:: RECORDS SUPPLIED ::

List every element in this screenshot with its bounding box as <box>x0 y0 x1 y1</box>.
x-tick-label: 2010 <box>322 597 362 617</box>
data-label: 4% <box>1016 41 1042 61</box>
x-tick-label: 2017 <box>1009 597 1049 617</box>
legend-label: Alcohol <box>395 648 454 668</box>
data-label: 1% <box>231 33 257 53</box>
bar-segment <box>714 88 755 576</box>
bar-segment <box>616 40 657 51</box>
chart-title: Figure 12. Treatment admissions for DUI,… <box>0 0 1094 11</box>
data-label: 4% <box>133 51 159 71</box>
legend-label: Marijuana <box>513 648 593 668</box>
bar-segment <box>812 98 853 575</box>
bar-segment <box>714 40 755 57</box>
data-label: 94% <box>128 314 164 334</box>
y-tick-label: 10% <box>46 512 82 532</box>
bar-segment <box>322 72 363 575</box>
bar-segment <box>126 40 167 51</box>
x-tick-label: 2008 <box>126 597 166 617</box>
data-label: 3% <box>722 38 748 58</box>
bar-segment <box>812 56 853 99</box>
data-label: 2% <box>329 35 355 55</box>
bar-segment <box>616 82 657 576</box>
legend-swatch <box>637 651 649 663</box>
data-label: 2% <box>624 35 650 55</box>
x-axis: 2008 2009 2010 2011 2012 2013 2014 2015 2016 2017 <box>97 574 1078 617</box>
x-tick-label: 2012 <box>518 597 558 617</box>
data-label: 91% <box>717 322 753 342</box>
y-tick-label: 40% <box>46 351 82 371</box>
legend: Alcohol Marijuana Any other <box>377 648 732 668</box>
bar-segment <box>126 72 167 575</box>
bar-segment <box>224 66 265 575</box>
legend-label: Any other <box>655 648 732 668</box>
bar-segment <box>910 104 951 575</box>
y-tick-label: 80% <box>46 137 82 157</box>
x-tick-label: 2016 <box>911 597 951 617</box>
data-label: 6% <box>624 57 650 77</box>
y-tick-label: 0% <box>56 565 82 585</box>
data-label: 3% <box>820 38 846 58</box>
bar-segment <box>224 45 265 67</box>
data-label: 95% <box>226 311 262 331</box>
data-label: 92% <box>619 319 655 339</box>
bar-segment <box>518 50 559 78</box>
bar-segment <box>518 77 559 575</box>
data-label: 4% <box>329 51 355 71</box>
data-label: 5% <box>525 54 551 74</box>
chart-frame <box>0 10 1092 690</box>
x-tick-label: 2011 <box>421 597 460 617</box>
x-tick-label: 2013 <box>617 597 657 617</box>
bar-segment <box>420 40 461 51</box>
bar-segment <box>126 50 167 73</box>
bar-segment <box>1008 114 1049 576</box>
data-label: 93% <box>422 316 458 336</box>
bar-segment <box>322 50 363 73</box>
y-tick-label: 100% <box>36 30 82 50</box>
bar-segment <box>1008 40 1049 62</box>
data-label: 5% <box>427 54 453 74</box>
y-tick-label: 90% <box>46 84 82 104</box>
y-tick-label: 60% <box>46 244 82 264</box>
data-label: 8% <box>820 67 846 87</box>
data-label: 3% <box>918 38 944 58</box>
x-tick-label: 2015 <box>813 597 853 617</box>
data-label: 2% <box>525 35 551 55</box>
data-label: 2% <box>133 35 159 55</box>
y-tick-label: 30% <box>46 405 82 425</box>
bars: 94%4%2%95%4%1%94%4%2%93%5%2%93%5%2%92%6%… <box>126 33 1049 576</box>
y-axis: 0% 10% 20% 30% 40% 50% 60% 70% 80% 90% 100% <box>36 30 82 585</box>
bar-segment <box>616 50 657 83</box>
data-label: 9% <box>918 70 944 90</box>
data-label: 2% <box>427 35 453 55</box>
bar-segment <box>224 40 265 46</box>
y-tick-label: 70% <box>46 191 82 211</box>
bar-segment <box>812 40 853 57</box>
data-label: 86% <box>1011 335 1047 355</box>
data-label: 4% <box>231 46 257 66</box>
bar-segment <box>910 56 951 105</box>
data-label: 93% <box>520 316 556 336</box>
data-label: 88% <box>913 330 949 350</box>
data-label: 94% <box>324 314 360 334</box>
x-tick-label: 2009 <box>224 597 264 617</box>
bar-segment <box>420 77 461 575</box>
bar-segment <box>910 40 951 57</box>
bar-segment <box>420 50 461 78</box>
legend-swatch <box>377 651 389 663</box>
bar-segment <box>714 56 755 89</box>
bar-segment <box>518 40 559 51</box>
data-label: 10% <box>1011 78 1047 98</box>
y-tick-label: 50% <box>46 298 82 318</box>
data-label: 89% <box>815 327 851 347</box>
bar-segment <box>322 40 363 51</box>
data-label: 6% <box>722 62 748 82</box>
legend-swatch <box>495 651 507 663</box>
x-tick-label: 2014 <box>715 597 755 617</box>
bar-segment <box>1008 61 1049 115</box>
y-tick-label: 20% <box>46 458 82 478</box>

:::

WHAT NEEDS TO BE DONE: Print the material above again in full, line for line, with every character unchanged.

CORRECT OUTPUT:
List every element in this screenshot with its bounding box as <box>x0 y0 x1 y1</box>.
x-tick-label: 2010 <box>322 597 362 617</box>
data-label: 4% <box>1016 41 1042 61</box>
x-tick-label: 2017 <box>1009 597 1049 617</box>
legend-label: Alcohol <box>395 648 454 668</box>
data-label: 1% <box>231 33 257 53</box>
bar-segment <box>714 88 755 576</box>
bar-segment <box>616 40 657 51</box>
chart-title: Figure 12. Treatment admissions for DUI,… <box>0 0 1094 11</box>
data-label: 4% <box>133 51 159 71</box>
legend-label: Marijuana <box>513 648 593 668</box>
bar-segment <box>812 98 853 575</box>
bar-segment <box>714 40 755 57</box>
data-label: 94% <box>128 314 164 334</box>
y-tick-label: 10% <box>46 512 82 532</box>
bar-segment <box>322 72 363 575</box>
bar-segment <box>126 40 167 51</box>
x-tick-label: 2008 <box>126 597 166 617</box>
data-label: 3% <box>722 38 748 58</box>
bar-segment <box>812 56 853 99</box>
data-label: 2% <box>329 35 355 55</box>
bar-segment <box>616 82 657 576</box>
legend-swatch <box>637 651 649 663</box>
data-label: 2% <box>624 35 650 55</box>
x-axis: 2008 2009 2010 2011 2012 2013 2014 2015 2016 2017 <box>97 574 1078 617</box>
x-tick-label: 2012 <box>518 597 558 617</box>
data-label: 91% <box>717 322 753 342</box>
y-tick-label: 40% <box>46 351 82 371</box>
legend: Alcohol Marijuana Any other <box>377 648 732 668</box>
bar-segment <box>126 72 167 575</box>
bar-segment <box>224 66 265 575</box>
legend-label: Any other <box>655 648 732 668</box>
bar-segment <box>910 104 951 575</box>
y-tick-label: 80% <box>46 137 82 157</box>
x-tick-label: 2016 <box>911 597 951 617</box>
data-label: 6% <box>624 57 650 77</box>
y-tick-label: 0% <box>56 565 82 585</box>
data-label: 3% <box>820 38 846 58</box>
bar-segment <box>224 45 265 67</box>
data-label: 95% <box>226 311 262 331</box>
data-label: 92% <box>619 319 655 339</box>
bar-segment <box>518 50 559 78</box>
bar-segment <box>518 77 559 575</box>
data-label: 4% <box>329 51 355 71</box>
data-label: 5% <box>525 54 551 74</box>
chart-frame <box>0 10 1092 690</box>
x-tick-label: 2011 <box>421 597 460 617</box>
x-tick-label: 2013 <box>617 597 657 617</box>
bar-segment <box>420 40 461 51</box>
bar-segment <box>126 50 167 73</box>
bar-segment <box>1008 114 1049 576</box>
data-label: 93% <box>422 316 458 336</box>
bar-segment <box>322 50 363 73</box>
y-tick-label: 100% <box>36 30 82 50</box>
bar-segment <box>1008 40 1049 62</box>
data-label: 5% <box>427 54 453 74</box>
y-tick-label: 90% <box>46 84 82 104</box>
y-tick-label: 60% <box>46 244 82 264</box>
data-label: 8% <box>820 67 846 87</box>
data-label: 3% <box>918 38 944 58</box>
x-tick-label: 2015 <box>813 597 853 617</box>
data-label: 2% <box>525 35 551 55</box>
data-label: 2% <box>133 35 159 55</box>
y-tick-label: 30% <box>46 405 82 425</box>
bars: 94%4%2%95%4%1%94%4%2%93%5%2%93%5%2%92%6%… <box>126 33 1049 576</box>
y-axis: 0% 10% 20% 30% 40% 50% 60% 70% 80% 90% 100% <box>36 30 82 585</box>
bar-segment <box>616 50 657 83</box>
data-label: 9% <box>918 70 944 90</box>
data-label: 2% <box>427 35 453 55</box>
bar-segment <box>224 40 265 46</box>
y-tick-label: 70% <box>46 191 82 211</box>
bar-segment <box>812 40 853 57</box>
data-label: 86% <box>1011 335 1047 355</box>
data-label: 4% <box>231 46 257 66</box>
bar-segment <box>910 56 951 105</box>
data-label: 93% <box>520 316 556 336</box>
data-label: 88% <box>913 330 949 350</box>
data-label: 94% <box>324 314 360 334</box>
x-tick-label: 2009 <box>224 597 264 617</box>
bar-segment <box>420 77 461 575</box>
bar-segment <box>910 40 951 57</box>
bar-segment <box>420 50 461 78</box>
legend-swatch <box>377 651 389 663</box>
bar-segment <box>714 56 755 89</box>
bar-segment <box>518 40 559 51</box>
data-label: 10% <box>1011 78 1047 98</box>
y-tick-label: 50% <box>46 298 82 318</box>
data-label: 89% <box>815 327 851 347</box>
bar-segment <box>322 40 363 51</box>
data-label: 6% <box>722 62 748 82</box>
legend-swatch <box>495 651 507 663</box>
x-tick-label: 2014 <box>715 597 755 617</box>
bar-segment <box>1008 61 1049 115</box>
y-tick-label: 20% <box>46 458 82 478</box>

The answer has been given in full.